WHAT NEEDS TO BE DONE:
All of the material should be reproduced exactly, with pictures left out.

DATA ENTRIES:
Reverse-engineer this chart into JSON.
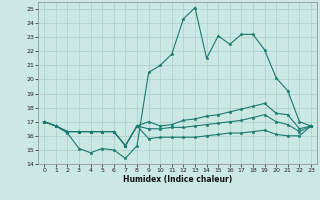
{
  "title": "",
  "xlabel": "Humidex (Indice chaleur)",
  "xlim": [
    -0.5,
    23.5
  ],
  "ylim": [
    14,
    25.5
  ],
  "yticks": [
    14,
    15,
    16,
    17,
    18,
    19,
    20,
    21,
    22,
    23,
    24,
    25
  ],
  "xticks": [
    0,
    1,
    2,
    3,
    4,
    5,
    6,
    7,
    8,
    9,
    10,
    11,
    12,
    13,
    14,
    15,
    16,
    17,
    18,
    19,
    20,
    21,
    22,
    23
  ],
  "background_color": "#cce8e5",
  "grid_color": "#aacfcc",
  "line_color": "#1a7a6e",
  "line1": [
    17.0,
    16.7,
    16.2,
    15.1,
    14.8,
    15.1,
    15.0,
    14.4,
    15.3,
    20.5,
    21.0,
    21.8,
    24.3,
    25.1,
    21.5,
    23.1,
    22.5,
    23.2,
    23.2,
    22.1,
    20.1,
    19.2,
    17.0,
    16.7
  ],
  "line2": [
    17.0,
    16.7,
    16.3,
    16.3,
    16.3,
    16.3,
    16.3,
    15.3,
    16.7,
    17.0,
    16.7,
    16.8,
    17.1,
    17.2,
    17.4,
    17.5,
    17.7,
    17.9,
    18.1,
    18.3,
    17.6,
    17.5,
    16.5,
    16.7
  ],
  "line3": [
    17.0,
    16.7,
    16.3,
    16.3,
    16.3,
    16.3,
    16.3,
    15.3,
    16.7,
    16.5,
    16.5,
    16.6,
    16.6,
    16.7,
    16.8,
    16.9,
    17.0,
    17.1,
    17.3,
    17.5,
    17.0,
    16.8,
    16.3,
    16.7
  ],
  "line4": [
    17.0,
    16.7,
    16.3,
    16.3,
    16.3,
    16.3,
    16.3,
    15.3,
    16.7,
    15.8,
    15.9,
    15.9,
    15.9,
    15.9,
    16.0,
    16.1,
    16.2,
    16.2,
    16.3,
    16.4,
    16.1,
    16.0,
    16.0,
    16.7
  ]
}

CORRECT RESPONSE:
Reverse-engineer this chart into JSON.
{
  "title": "",
  "xlabel": "Humidex (Indice chaleur)",
  "xlim": [
    -0.5,
    23.5
  ],
  "ylim": [
    14,
    25.5
  ],
  "yticks": [
    14,
    15,
    16,
    17,
    18,
    19,
    20,
    21,
    22,
    23,
    24,
    25
  ],
  "xticks": [
    0,
    1,
    2,
    3,
    4,
    5,
    6,
    7,
    8,
    9,
    10,
    11,
    12,
    13,
    14,
    15,
    16,
    17,
    18,
    19,
    20,
    21,
    22,
    23
  ],
  "background_color": "#cce8e5",
  "grid_color": "#aacfcc",
  "line_color": "#1a7a6e",
  "line1": [
    17.0,
    16.7,
    16.2,
    15.1,
    14.8,
    15.1,
    15.0,
    14.4,
    15.3,
    20.5,
    21.0,
    21.8,
    24.3,
    25.1,
    21.5,
    23.1,
    22.5,
    23.2,
    23.2,
    22.1,
    20.1,
    19.2,
    17.0,
    16.7
  ],
  "line2": [
    17.0,
    16.7,
    16.3,
    16.3,
    16.3,
    16.3,
    16.3,
    15.3,
    16.7,
    17.0,
    16.7,
    16.8,
    17.1,
    17.2,
    17.4,
    17.5,
    17.7,
    17.9,
    18.1,
    18.3,
    17.6,
    17.5,
    16.5,
    16.7
  ],
  "line3": [
    17.0,
    16.7,
    16.3,
    16.3,
    16.3,
    16.3,
    16.3,
    15.3,
    16.7,
    16.5,
    16.5,
    16.6,
    16.6,
    16.7,
    16.8,
    16.9,
    17.0,
    17.1,
    17.3,
    17.5,
    17.0,
    16.8,
    16.3,
    16.7
  ],
  "line4": [
    17.0,
    16.7,
    16.3,
    16.3,
    16.3,
    16.3,
    16.3,
    15.3,
    16.7,
    15.8,
    15.9,
    15.9,
    15.9,
    15.9,
    16.0,
    16.1,
    16.2,
    16.2,
    16.3,
    16.4,
    16.1,
    16.0,
    16.0,
    16.7
  ]
}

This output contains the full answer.